►
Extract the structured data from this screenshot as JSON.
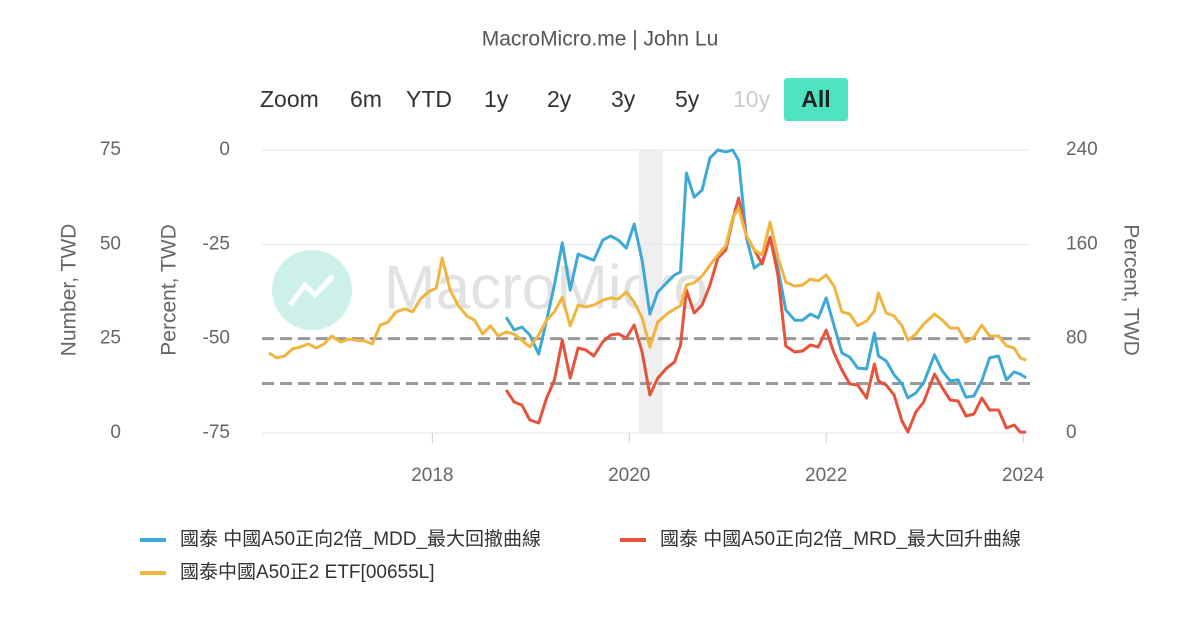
{
  "chart_data": {
    "type": "line",
    "title": "MacroMicro.me | John Lu",
    "watermark": "MacroMicro",
    "zoom": {
      "label": "Zoom",
      "buttons": [
        {
          "label": "6m"
        },
        {
          "label": "YTD"
        },
        {
          "label": "1y"
        },
        {
          "label": "2y"
        },
        {
          "label": "3y"
        },
        {
          "label": "5y"
        },
        {
          "label": "10y",
          "disabled": true
        },
        {
          "label": "All",
          "selected": true
        }
      ]
    },
    "ylabel": "Number, TWD",
    "y2label": "Percent, TWD",
    "y3label": "Percent, TWD",
    "xlim": [
      2016.27,
      2024.07
    ],
    "xticks": [
      2018,
      2020,
      2022,
      2024
    ],
    "ylim": [
      0,
      75
    ],
    "yticks": [
      0,
      25,
      50,
      75
    ],
    "y2lim": [
      -75,
      0
    ],
    "y2ticks": [
      -75,
      -50,
      -25,
      0
    ],
    "y3lim": [
      0,
      240
    ],
    "y3ticks": [
      0,
      80,
      160,
      240
    ],
    "grid": true,
    "x_band": [
      2020.1,
      2020.34
    ],
    "plot_lines": {
      "axis": "y3",
      "values": [
        80,
        42
      ]
    },
    "x": [
      2016.34,
      2016.42,
      2016.5,
      2016.58,
      2016.66,
      2016.74,
      2016.82,
      2016.9,
      2016.98,
      2017.07,
      2017.15,
      2017.23,
      2017.31,
      2017.39,
      2017.47,
      2017.55,
      2017.63,
      2017.72,
      2017.8,
      2017.88,
      2017.96,
      2018.04,
      2018.1,
      2018.18,
      2018.26,
      2018.35,
      2018.43,
      2018.51,
      2018.59,
      2018.67,
      2018.75,
      2018.83,
      2018.91,
      2018.99,
      2019.08,
      2019.16,
      2019.24,
      2019.32,
      2019.4,
      2019.48,
      2019.56,
      2019.64,
      2019.73,
      2019.81,
      2019.89,
      2019.97,
      2020.05,
      2020.13,
      2020.21,
      2020.29,
      2020.38,
      2020.46,
      2020.52,
      2020.58,
      2020.66,
      2020.74,
      2020.82,
      2020.9,
      2020.98,
      2021.05,
      2021.11,
      2021.19,
      2021.27,
      2021.35,
      2021.43,
      2021.51,
      2021.59,
      2021.68,
      2021.76,
      2021.84,
      2021.92,
      2022.0,
      2022.08,
      2022.16,
      2022.24,
      2022.32,
      2022.41,
      2022.49,
      2022.53,
      2022.61,
      2022.69,
      2022.77,
      2022.83,
      2022.91,
      2022.99,
      2023.1,
      2023.18,
      2023.26,
      2023.34,
      2023.42,
      2023.5,
      2023.58,
      2023.66,
      2023.75,
      2023.83,
      2023.91,
      2023.97,
      2024.03
    ],
    "series": [
      {
        "name": "國泰 中國A50正向2倍_MDD_最大回撤曲線",
        "color": "#3fa9d6",
        "axis": "y2",
        "values": [
          null,
          null,
          null,
          null,
          null,
          null,
          null,
          null,
          null,
          null,
          null,
          null,
          null,
          null,
          null,
          null,
          null,
          null,
          null,
          null,
          null,
          null,
          null,
          null,
          null,
          null,
          null,
          null,
          null,
          null,
          -44.3,
          -47.7,
          -46.9,
          -49.0,
          -54.1,
          -45.1,
          -35.8,
          -24.6,
          -37.1,
          -27.6,
          -28.4,
          -29.2,
          -23.9,
          -22.8,
          -23.9,
          -26.0,
          -19.6,
          -29.2,
          -43.5,
          -37.6,
          -35.2,
          -33.1,
          -32.3,
          -6.1,
          -12.5,
          -10.6,
          -2.1,
          0,
          -0.5,
          0,
          -2.7,
          -23.3,
          -31.3,
          -29.7,
          -23.3,
          -31.3,
          -42.4,
          -45.1,
          -45.1,
          -43.5,
          -44.5,
          -39.2,
          -46.6,
          -53.8,
          -54.9,
          -57.8,
          -58.0,
          -48.5,
          -54.6,
          -55.9,
          -59.6,
          -62.0,
          -65.7,
          -64.4,
          -61.7,
          -54.3,
          -58.6,
          -61.2,
          -60.9,
          -65.5,
          -65.2,
          -61.2,
          -55.1,
          -54.6,
          -60.9,
          -58.8,
          -59.4,
          -60.4
        ]
      },
      {
        "name": "國泰 中國A50正向2倍_MRD_最大回升曲線",
        "color": "#e5533c",
        "axis": "y3",
        "values": [
          null,
          null,
          null,
          null,
          null,
          null,
          null,
          null,
          null,
          null,
          null,
          null,
          null,
          null,
          null,
          null,
          null,
          null,
          null,
          null,
          null,
          null,
          null,
          null,
          null,
          null,
          null,
          null,
          null,
          null,
          36.5,
          26.3,
          23.7,
          11.0,
          8.5,
          29.7,
          44.9,
          78.9,
          46.6,
          72.1,
          70.4,
          65.3,
          77.2,
          83.1,
          84.0,
          80.6,
          91.6,
          68.7,
          32.2,
          46.6,
          55.1,
          60.2,
          74.6,
          121.3,
          101.8,
          108.5,
          125.5,
          148.4,
          155.2,
          180.6,
          199.3,
          167.1,
          155.2,
          143.3,
          166.2,
          134.0,
          73.8,
          68.7,
          69.5,
          74.6,
          72.9,
          87.3,
          67.8,
          53.4,
          41.6,
          40.7,
          29.7,
          58.5,
          44.1,
          40.7,
          32.2,
          10.2,
          0.8,
          17.8,
          26.3,
          50.0,
          38.2,
          28.0,
          27.1,
          14.4,
          16.1,
          29.7,
          19.5,
          19.5,
          4.2,
          6.8,
          0.8,
          0.8
        ]
      },
      {
        "name": "國泰中國A50正2 ETF[00655L]",
        "color": "#f0b53f",
        "axis": "y",
        "values": [
          21.2,
          19.9,
          20.4,
          22.3,
          22.8,
          23.6,
          22.5,
          23.6,
          25.7,
          24.1,
          24.9,
          24.6,
          24.4,
          23.6,
          28.6,
          29.4,
          32.1,
          32.9,
          32.1,
          35.5,
          37.4,
          38.4,
          46.4,
          37.9,
          33.9,
          31.0,
          29.9,
          26.2,
          28.4,
          25.7,
          26.8,
          26.2,
          24.6,
          22.8,
          26.0,
          29.9,
          32.1,
          36.0,
          28.4,
          33.9,
          33.4,
          33.9,
          35.2,
          35.8,
          35.5,
          37.4,
          34.7,
          30.5,
          22.8,
          29.4,
          31.5,
          32.9,
          33.7,
          39.2,
          39.8,
          41.6,
          44.5,
          47.2,
          49.6,
          57.0,
          59.6,
          52.2,
          48.5,
          47.2,
          55.9,
          46.6,
          40.0,
          38.9,
          39.2,
          40.8,
          40.3,
          41.9,
          38.9,
          32.1,
          31.5,
          28.4,
          29.7,
          32.3,
          37.1,
          31.8,
          31.0,
          28.4,
          24.6,
          26.2,
          28.9,
          31.5,
          29.9,
          27.8,
          27.8,
          24.1,
          25.4,
          28.6,
          25.7,
          25.7,
          23.1,
          22.5,
          19.9,
          19.3
        ]
      }
    ]
  }
}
◄
Directions for this task:
Repeat the material above word for word, please, apart from its images.

The answer:
Extract the structured data from this screenshot as JSON.
{
  "chart_data": {
    "type": "line",
    "title": "MacroMicro.me | John Lu",
    "watermark": "MacroMicro",
    "zoom": {
      "label": "Zoom",
      "buttons": [
        {
          "label": "6m"
        },
        {
          "label": "YTD"
        },
        {
          "label": "1y"
        },
        {
          "label": "2y"
        },
        {
          "label": "3y"
        },
        {
          "label": "5y"
        },
        {
          "label": "10y",
          "disabled": true
        },
        {
          "label": "All",
          "selected": true
        }
      ]
    },
    "ylabel": "Number, TWD",
    "y2label": "Percent, TWD",
    "y3label": "Percent, TWD",
    "xlim": [
      2016.27,
      2024.07
    ],
    "xticks": [
      2018,
      2020,
      2022,
      2024
    ],
    "ylim": [
      0,
      75
    ],
    "yticks": [
      0,
      25,
      50,
      75
    ],
    "y2lim": [
      -75,
      0
    ],
    "y2ticks": [
      -75,
      -50,
      -25,
      0
    ],
    "y3lim": [
      0,
      240
    ],
    "y3ticks": [
      0,
      80,
      160,
      240
    ],
    "grid": true,
    "x_band": [
      2020.1,
      2020.34
    ],
    "plot_lines": {
      "axis": "y3",
      "values": [
        80,
        42
      ]
    },
    "x": [
      2016.34,
      2016.42,
      2016.5,
      2016.58,
      2016.66,
      2016.74,
      2016.82,
      2016.9,
      2016.98,
      2017.07,
      2017.15,
      2017.23,
      2017.31,
      2017.39,
      2017.47,
      2017.55,
      2017.63,
      2017.72,
      2017.8,
      2017.88,
      2017.96,
      2018.04,
      2018.1,
      2018.18,
      2018.26,
      2018.35,
      2018.43,
      2018.51,
      2018.59,
      2018.67,
      2018.75,
      2018.83,
      2018.91,
      2018.99,
      2019.08,
      2019.16,
      2019.24,
      2019.32,
      2019.4,
      2019.48,
      2019.56,
      2019.64,
      2019.73,
      2019.81,
      2019.89,
      2019.97,
      2020.05,
      2020.13,
      2020.21,
      2020.29,
      2020.38,
      2020.46,
      2020.52,
      2020.58,
      2020.66,
      2020.74,
      2020.82,
      2020.9,
      2020.98,
      2021.05,
      2021.11,
      2021.19,
      2021.27,
      2021.35,
      2021.43,
      2021.51,
      2021.59,
      2021.68,
      2021.76,
      2021.84,
      2021.92,
      2022.0,
      2022.08,
      2022.16,
      2022.24,
      2022.32,
      2022.41,
      2022.49,
      2022.53,
      2022.61,
      2022.69,
      2022.77,
      2022.83,
      2022.91,
      2022.99,
      2023.1,
      2023.18,
      2023.26,
      2023.34,
      2023.42,
      2023.5,
      2023.58,
      2023.66,
      2023.75,
      2023.83,
      2023.91,
      2023.97,
      2024.03
    ],
    "series": [
      {
        "name": "國泰 中國A50正向2倍_MDD_最大回撤曲線",
        "color": "#3fa9d6",
        "axis": "y2",
        "values": [
          null,
          null,
          null,
          null,
          null,
          null,
          null,
          null,
          null,
          null,
          null,
          null,
          null,
          null,
          null,
          null,
          null,
          null,
          null,
          null,
          null,
          null,
          null,
          null,
          null,
          null,
          null,
          null,
          null,
          null,
          -44.3,
          -47.7,
          -46.9,
          -49.0,
          -54.1,
          -45.1,
          -35.8,
          -24.6,
          -37.1,
          -27.6,
          -28.4,
          -29.2,
          -23.9,
          -22.8,
          -23.9,
          -26.0,
          -19.6,
          -29.2,
          -43.5,
          -37.6,
          -35.2,
          -33.1,
          -32.3,
          -6.1,
          -12.5,
          -10.6,
          -2.1,
          0,
          -0.5,
          0,
          -2.7,
          -23.3,
          -31.3,
          -29.7,
          -23.3,
          -31.3,
          -42.4,
          -45.1,
          -45.1,
          -43.5,
          -44.5,
          -39.2,
          -46.6,
          -53.8,
          -54.9,
          -57.8,
          -58.0,
          -48.5,
          -54.6,
          -55.9,
          -59.6,
          -62.0,
          -65.7,
          -64.4,
          -61.7,
          -54.3,
          -58.6,
          -61.2,
          -60.9,
          -65.5,
          -65.2,
          -61.2,
          -55.1,
          -54.6,
          -60.9,
          -58.8,
          -59.4,
          -60.4
        ]
      },
      {
        "name": "國泰 中國A50正向2倍_MRD_最大回升曲線",
        "color": "#e5533c",
        "axis": "y3",
        "values": [
          null,
          null,
          null,
          null,
          null,
          null,
          null,
          null,
          null,
          null,
          null,
          null,
          null,
          null,
          null,
          null,
          null,
          null,
          null,
          null,
          null,
          null,
          null,
          null,
          null,
          null,
          null,
          null,
          null,
          null,
          36.5,
          26.3,
          23.7,
          11.0,
          8.5,
          29.7,
          44.9,
          78.9,
          46.6,
          72.1,
          70.4,
          65.3,
          77.2,
          83.1,
          84.0,
          80.6,
          91.6,
          68.7,
          32.2,
          46.6,
          55.1,
          60.2,
          74.6,
          121.3,
          101.8,
          108.5,
          125.5,
          148.4,
          155.2,
          180.6,
          199.3,
          167.1,
          155.2,
          143.3,
          166.2,
          134.0,
          73.8,
          68.7,
          69.5,
          74.6,
          72.9,
          87.3,
          67.8,
          53.4,
          41.6,
          40.7,
          29.7,
          58.5,
          44.1,
          40.7,
          32.2,
          10.2,
          0.8,
          17.8,
          26.3,
          50.0,
          38.2,
          28.0,
          27.1,
          14.4,
          16.1,
          29.7,
          19.5,
          19.5,
          4.2,
          6.8,
          0.8,
          0.8
        ]
      },
      {
        "name": "國泰中國A50正2 ETF[00655L]",
        "color": "#f0b53f",
        "axis": "y",
        "values": [
          21.2,
          19.9,
          20.4,
          22.3,
          22.8,
          23.6,
          22.5,
          23.6,
          25.7,
          24.1,
          24.9,
          24.6,
          24.4,
          23.6,
          28.6,
          29.4,
          32.1,
          32.9,
          32.1,
          35.5,
          37.4,
          38.4,
          46.4,
          37.9,
          33.9,
          31.0,
          29.9,
          26.2,
          28.4,
          25.7,
          26.8,
          26.2,
          24.6,
          22.8,
          26.0,
          29.9,
          32.1,
          36.0,
          28.4,
          33.9,
          33.4,
          33.9,
          35.2,
          35.8,
          35.5,
          37.4,
          34.7,
          30.5,
          22.8,
          29.4,
          31.5,
          32.9,
          33.7,
          39.2,
          39.8,
          41.6,
          44.5,
          47.2,
          49.6,
          57.0,
          59.6,
          52.2,
          48.5,
          47.2,
          55.9,
          46.6,
          40.0,
          38.9,
          39.2,
          40.8,
          40.3,
          41.9,
          38.9,
          32.1,
          31.5,
          28.4,
          29.7,
          32.3,
          37.1,
          31.8,
          31.0,
          28.4,
          24.6,
          26.2,
          28.9,
          31.5,
          29.9,
          27.8,
          27.8,
          24.1,
          25.4,
          28.6,
          25.7,
          25.7,
          23.1,
          22.5,
          19.9,
          19.3
        ]
      }
    ]
  }
}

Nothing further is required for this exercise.